Set exercise: Pick out each line containing the string "adjusted".

----

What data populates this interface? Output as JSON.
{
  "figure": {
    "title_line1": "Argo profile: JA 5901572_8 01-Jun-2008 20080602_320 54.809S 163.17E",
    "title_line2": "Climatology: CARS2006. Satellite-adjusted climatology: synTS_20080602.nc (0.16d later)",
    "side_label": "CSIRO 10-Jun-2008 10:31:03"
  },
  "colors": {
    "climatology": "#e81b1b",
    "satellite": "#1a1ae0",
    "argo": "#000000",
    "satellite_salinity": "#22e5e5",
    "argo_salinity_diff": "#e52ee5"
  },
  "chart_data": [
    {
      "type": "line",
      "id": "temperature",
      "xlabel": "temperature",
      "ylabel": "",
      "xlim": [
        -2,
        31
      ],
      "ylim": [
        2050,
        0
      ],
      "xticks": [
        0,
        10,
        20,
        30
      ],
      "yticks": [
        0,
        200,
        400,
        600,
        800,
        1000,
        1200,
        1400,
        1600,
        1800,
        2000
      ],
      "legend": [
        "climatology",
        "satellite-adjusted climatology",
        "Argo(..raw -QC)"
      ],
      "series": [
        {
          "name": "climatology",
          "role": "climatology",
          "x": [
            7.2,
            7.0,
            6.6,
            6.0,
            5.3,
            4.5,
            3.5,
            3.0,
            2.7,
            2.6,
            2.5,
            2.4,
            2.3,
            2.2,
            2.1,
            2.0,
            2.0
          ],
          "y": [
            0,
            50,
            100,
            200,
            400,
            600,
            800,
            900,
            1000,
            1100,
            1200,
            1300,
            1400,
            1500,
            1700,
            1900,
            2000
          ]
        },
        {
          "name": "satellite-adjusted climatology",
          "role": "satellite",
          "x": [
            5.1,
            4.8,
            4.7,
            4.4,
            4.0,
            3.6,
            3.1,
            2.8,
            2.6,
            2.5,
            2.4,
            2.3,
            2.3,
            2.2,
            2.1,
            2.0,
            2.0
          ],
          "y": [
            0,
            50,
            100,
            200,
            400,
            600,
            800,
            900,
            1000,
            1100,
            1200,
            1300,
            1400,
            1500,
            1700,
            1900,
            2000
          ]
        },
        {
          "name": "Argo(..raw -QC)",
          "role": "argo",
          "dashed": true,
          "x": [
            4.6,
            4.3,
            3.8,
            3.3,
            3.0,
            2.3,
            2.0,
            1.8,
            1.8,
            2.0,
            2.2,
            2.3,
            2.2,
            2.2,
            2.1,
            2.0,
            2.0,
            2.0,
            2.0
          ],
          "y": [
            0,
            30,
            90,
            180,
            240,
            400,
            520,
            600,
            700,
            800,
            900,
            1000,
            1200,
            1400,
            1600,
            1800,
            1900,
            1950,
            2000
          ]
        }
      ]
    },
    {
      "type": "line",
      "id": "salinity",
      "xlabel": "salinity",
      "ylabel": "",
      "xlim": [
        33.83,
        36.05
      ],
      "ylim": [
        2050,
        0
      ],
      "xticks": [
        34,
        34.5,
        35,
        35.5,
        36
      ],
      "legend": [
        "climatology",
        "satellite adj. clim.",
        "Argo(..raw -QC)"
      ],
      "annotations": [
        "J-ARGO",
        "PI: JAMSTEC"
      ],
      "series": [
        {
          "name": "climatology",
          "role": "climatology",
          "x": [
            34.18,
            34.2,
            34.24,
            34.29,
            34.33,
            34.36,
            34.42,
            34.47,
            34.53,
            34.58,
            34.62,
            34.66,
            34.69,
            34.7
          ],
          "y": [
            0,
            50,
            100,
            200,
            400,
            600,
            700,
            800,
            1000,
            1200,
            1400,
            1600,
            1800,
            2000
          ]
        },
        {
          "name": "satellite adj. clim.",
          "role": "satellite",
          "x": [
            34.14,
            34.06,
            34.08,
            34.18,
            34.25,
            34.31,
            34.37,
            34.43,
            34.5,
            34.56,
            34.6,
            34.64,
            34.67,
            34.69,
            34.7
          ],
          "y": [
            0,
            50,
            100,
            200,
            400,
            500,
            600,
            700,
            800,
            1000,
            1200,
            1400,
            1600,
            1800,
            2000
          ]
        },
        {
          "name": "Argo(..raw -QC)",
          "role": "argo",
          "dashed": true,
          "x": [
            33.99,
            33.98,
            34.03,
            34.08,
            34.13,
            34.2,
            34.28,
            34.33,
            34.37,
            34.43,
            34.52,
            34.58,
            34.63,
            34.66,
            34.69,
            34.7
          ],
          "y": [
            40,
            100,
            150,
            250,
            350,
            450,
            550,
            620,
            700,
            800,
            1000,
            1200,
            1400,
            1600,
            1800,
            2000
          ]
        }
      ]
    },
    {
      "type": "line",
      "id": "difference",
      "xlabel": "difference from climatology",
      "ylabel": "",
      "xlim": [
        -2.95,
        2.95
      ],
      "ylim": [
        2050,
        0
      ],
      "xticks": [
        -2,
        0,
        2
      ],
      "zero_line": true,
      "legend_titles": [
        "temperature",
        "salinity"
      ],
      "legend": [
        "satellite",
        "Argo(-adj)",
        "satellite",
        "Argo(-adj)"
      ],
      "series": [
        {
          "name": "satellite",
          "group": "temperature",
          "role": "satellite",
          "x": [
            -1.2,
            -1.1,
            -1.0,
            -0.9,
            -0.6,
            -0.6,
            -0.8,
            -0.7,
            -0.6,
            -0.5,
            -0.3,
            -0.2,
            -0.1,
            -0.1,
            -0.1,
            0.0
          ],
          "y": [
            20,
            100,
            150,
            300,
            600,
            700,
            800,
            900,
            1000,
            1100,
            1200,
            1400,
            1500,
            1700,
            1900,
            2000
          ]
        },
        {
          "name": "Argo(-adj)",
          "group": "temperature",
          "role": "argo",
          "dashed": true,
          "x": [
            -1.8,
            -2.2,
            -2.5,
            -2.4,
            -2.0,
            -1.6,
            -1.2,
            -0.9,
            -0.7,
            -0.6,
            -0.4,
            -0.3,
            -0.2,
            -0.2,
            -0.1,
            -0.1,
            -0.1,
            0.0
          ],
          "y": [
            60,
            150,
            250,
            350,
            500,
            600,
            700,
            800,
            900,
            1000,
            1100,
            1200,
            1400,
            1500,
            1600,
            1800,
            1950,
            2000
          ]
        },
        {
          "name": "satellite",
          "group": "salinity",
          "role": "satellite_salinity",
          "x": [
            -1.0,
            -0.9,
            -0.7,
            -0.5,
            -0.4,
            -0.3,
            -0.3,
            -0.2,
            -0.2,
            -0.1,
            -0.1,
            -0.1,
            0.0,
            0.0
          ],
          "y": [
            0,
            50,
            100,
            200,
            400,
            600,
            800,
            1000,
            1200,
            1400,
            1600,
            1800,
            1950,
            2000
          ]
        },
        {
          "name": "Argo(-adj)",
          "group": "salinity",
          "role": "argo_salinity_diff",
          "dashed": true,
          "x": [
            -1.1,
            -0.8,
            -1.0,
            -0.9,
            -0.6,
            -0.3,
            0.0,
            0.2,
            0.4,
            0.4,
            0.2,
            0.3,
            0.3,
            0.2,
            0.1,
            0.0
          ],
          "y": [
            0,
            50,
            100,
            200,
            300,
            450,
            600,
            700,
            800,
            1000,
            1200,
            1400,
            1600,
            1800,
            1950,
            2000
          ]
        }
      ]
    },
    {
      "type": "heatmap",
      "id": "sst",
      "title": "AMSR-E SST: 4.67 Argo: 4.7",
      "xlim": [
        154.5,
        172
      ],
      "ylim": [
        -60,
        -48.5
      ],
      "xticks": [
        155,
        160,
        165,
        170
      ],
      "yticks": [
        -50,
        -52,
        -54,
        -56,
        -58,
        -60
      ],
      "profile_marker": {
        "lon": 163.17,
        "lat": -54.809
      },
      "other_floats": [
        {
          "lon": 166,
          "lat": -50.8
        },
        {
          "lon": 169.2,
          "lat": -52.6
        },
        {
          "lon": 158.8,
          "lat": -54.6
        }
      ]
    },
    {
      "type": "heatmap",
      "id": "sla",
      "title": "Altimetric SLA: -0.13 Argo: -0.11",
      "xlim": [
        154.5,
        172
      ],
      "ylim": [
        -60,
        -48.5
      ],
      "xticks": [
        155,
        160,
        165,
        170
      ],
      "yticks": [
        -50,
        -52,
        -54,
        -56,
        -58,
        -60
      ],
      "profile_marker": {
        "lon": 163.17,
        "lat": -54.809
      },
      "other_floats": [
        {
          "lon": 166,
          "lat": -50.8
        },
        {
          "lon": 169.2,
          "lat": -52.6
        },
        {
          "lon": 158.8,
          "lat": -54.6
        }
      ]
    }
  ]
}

----

Output below:
    "title_line2": "Climatology: CARS2006. Satellite-adjusted climatology: synTS_20080602.nc (0.16d later)",
        "satellite-adjusted climatology",
          "name": "satellite-adjusted climatology",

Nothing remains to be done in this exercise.